**SET TASK:** Below are records to transcribe exactly, without their pictures.
==== RECORD EXCERPTS ====
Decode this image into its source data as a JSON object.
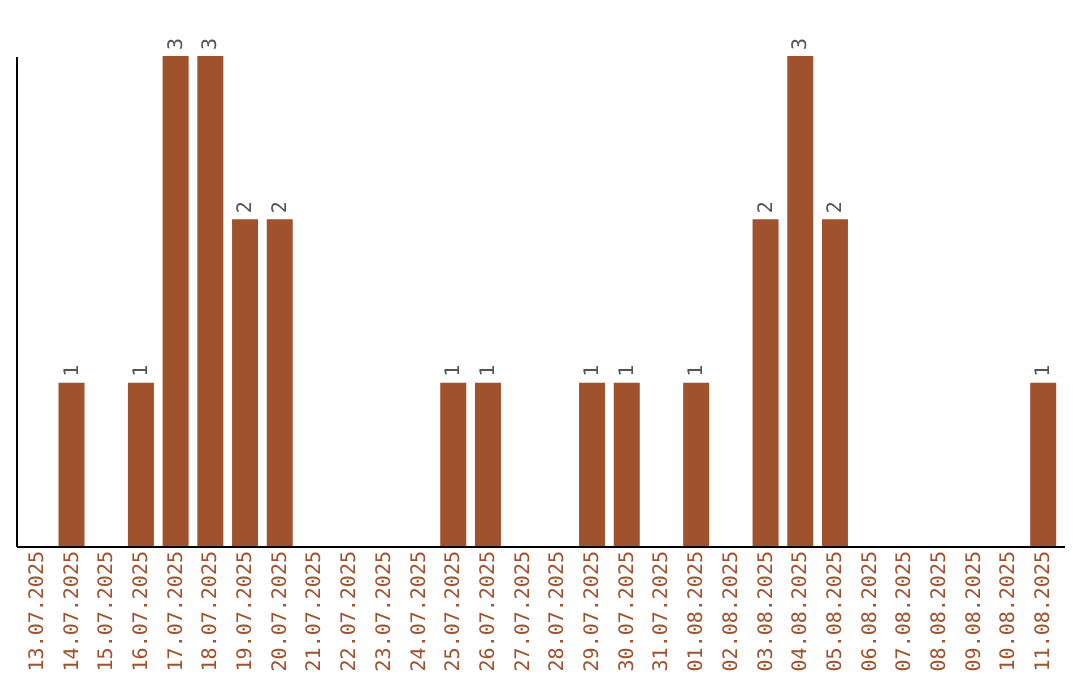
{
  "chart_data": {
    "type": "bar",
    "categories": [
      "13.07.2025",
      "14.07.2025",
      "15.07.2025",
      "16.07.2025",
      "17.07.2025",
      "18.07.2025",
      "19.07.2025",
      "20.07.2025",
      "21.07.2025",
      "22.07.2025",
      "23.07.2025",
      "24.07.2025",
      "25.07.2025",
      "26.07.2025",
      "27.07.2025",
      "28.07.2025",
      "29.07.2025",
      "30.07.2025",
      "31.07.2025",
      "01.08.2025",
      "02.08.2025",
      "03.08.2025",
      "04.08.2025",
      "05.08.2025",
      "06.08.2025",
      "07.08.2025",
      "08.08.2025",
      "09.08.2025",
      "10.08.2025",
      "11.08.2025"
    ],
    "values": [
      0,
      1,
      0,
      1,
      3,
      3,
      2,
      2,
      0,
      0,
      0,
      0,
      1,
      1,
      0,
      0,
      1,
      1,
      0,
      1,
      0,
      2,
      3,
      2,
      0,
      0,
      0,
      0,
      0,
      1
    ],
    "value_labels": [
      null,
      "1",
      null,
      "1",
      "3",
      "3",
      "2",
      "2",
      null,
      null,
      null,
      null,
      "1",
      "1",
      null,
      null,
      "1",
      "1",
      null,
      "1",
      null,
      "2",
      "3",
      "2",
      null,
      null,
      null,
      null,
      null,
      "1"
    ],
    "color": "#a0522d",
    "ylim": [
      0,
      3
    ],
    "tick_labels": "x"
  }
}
====
**WRITTEN RESPONSE:**
Decode this image into its source data as a JSON object.
{
  "chart_data": {
    "type": "bar",
    "categories": [
      "13.07.2025",
      "14.07.2025",
      "15.07.2025",
      "16.07.2025",
      "17.07.2025",
      "18.07.2025",
      "19.07.2025",
      "20.07.2025",
      "21.07.2025",
      "22.07.2025",
      "23.07.2025",
      "24.07.2025",
      "25.07.2025",
      "26.07.2025",
      "27.07.2025",
      "28.07.2025",
      "29.07.2025",
      "30.07.2025",
      "31.07.2025",
      "01.08.2025",
      "02.08.2025",
      "03.08.2025",
      "04.08.2025",
      "05.08.2025",
      "06.08.2025",
      "07.08.2025",
      "08.08.2025",
      "09.08.2025",
      "10.08.2025",
      "11.08.2025"
    ],
    "values": [
      0,
      1,
      0,
      1,
      3,
      3,
      2,
      2,
      0,
      0,
      0,
      0,
      1,
      1,
      0,
      0,
      1,
      1,
      0,
      1,
      0,
      2,
      3,
      2,
      0,
      0,
      0,
      0,
      0,
      1
    ],
    "value_labels": [
      null,
      "1",
      null,
      "1",
      "3",
      "3",
      "2",
      "2",
      null,
      null,
      null,
      null,
      "1",
      "1",
      null,
      null,
      "1",
      "1",
      null,
      "1",
      null,
      "2",
      "3",
      "2",
      null,
      null,
      null,
      null,
      null,
      "1"
    ],
    "color": "#a0522d",
    "ylim": [
      0,
      3
    ],
    "tick_labels": "x"
  }
}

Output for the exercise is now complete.